PROBLEM TO WORK ON → Copy each line of the listing below where the word "Published" turns up.

RECORDS PROVIDED →
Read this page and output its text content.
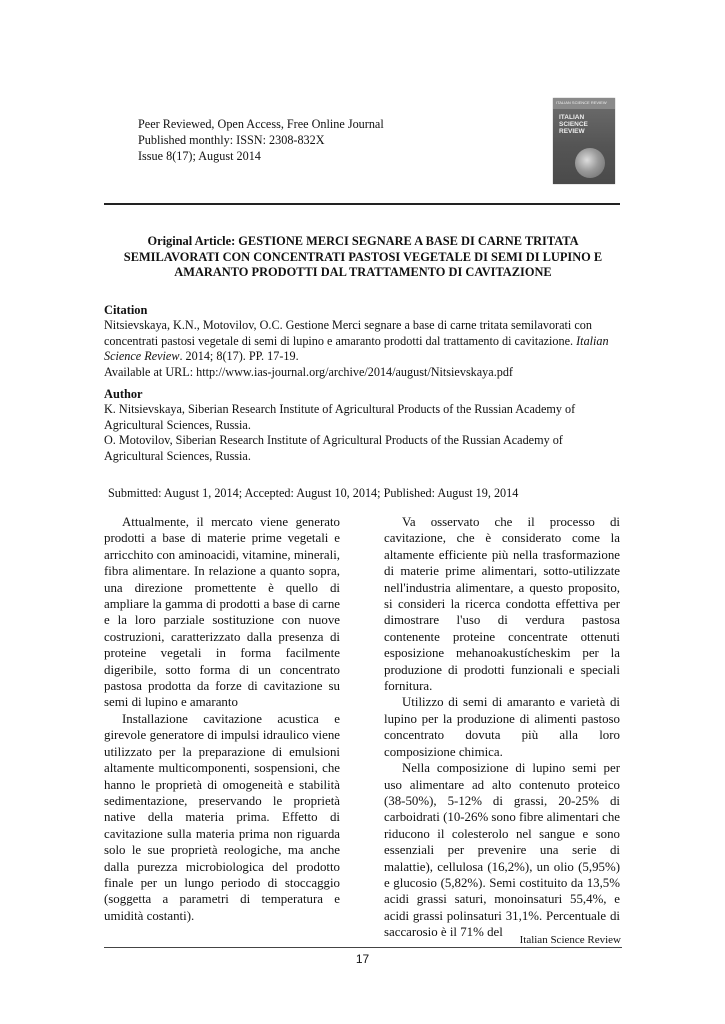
Peer Reviewed, Open Access, Free Online Journal
Published monthly: ISSN: 2308-832X
Issue 8(17); August 2014
ITALIAN SCIENCE REVIEW
ITALIAN SCIENCE REVIEW
Original Article: GESTIONE MERCI SEGNARE A BASE DI CARNE TRITATA
SEMILAVORATI CON CONCENTRATI PASTOSI VEGETALE DI SEMI DI LUPINO E
AMARANTO PRODOTTI DAL TRATTAMENTO DI CAVITAZIONE
Citation
Nitsievskaya, K.N., Motovilov, O.C. Gestione Merci segnare a base di carne tritata semilavorati con
concentrati pastosi vegetale di semi di lupino e amaranto prodotti dal trattamento di cavitazione. Italian
Science Review. 2014; 8(17). PP. 17-19.
Available at URL: http://www.ias-journal.org/archive/2014/august/Nitsievskaya.pdf
Author
K. Nitsievskaya, Siberian Research Institute of Agricultural Products of the Russian Academy of
Agricultural Sciences, Russia.
O. Motovilov, Siberian Research Institute of Agricultural Products of the Russian Academy of
Agricultural Sciences, Russia.
Submitted: August 1, 2014; Accepted: August 10, 2014; Published: August 19, 2014

Attualmente, il mercato viene generato prodotti a base di materie prime vegetali e arricchito con aminoacidi, vitamine, minerali, fibra alimentare. In relazione a quanto sopra, una direzione promettente è quello di ampliare la gamma di prodotti a base di carne e la loro parziale sostituzione con nuove costruzioni, caratterizzato dalla presenza di proteine vegetali in forma facilmente digeribile, sotto forma di un concentrato pastosa prodotta da forze di cavitazione su semi di lupino e amaranto

Installazione cavitazione acustica e girevole generatore di impulsi idraulico viene utilizzato per la preparazione di emulsioni altamente multicomponenti, sospensioni, che hanno le proprietà di omogeneità e stabilità sedimentazione, preservando le proprietà native della materia prima. Effetto di cavitazione sulla materia prima non riguarda solo le sue proprietà reologiche, ma anche dalla purezza microbiologica del prodotto finale per un lungo periodo di stoccaggio (soggetta a parametri di temperatura e umidità costanti).

Va osservato che il processo di cavitazione, che è considerato come la altamente efficiente più nella trasformazione di materie prime alimentari, sotto-utilizzate nell'industria alimentare, a questo proposito, si consideri la ricerca condotta effettiva per dimostrare l'uso di verdura pastosa contenente proteine concentrate ottenuti esposizione mehanoakustícheskim per la produzione di prodotti funzionali e speciali fornitura.

Utilizzo di semi di amaranto e varietà di lupino per la produzione di alimenti pastoso concentrato dovuta più alla loro composizione chimica.

Nella composizione di lupino semi per uso alimentare ad alto contenuto proteico (38-50%), 5-12% di grassi, 20-25% di carboidrati (10-26% sono fibre alimentari che riducono il colesterolo nel sangue e sono essenziali per prevenire una serie di malattie), cellulosa (16,2%), un olio (5,95%) e glucosio (5,82%). Semi costituito da 13,5% acidi grassi saturi, monoinsaturi 55,4%, e acidi grassi polinsaturi 31,1%. Percentuale di saccarosio è il 71% del

Italian Science Review
17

ANSWER SECTION →
Published monthly: ISSN: 2308-832X
Submitted: August 1, 2014; Accepted: August 10, 2014; Published: August 19, 2014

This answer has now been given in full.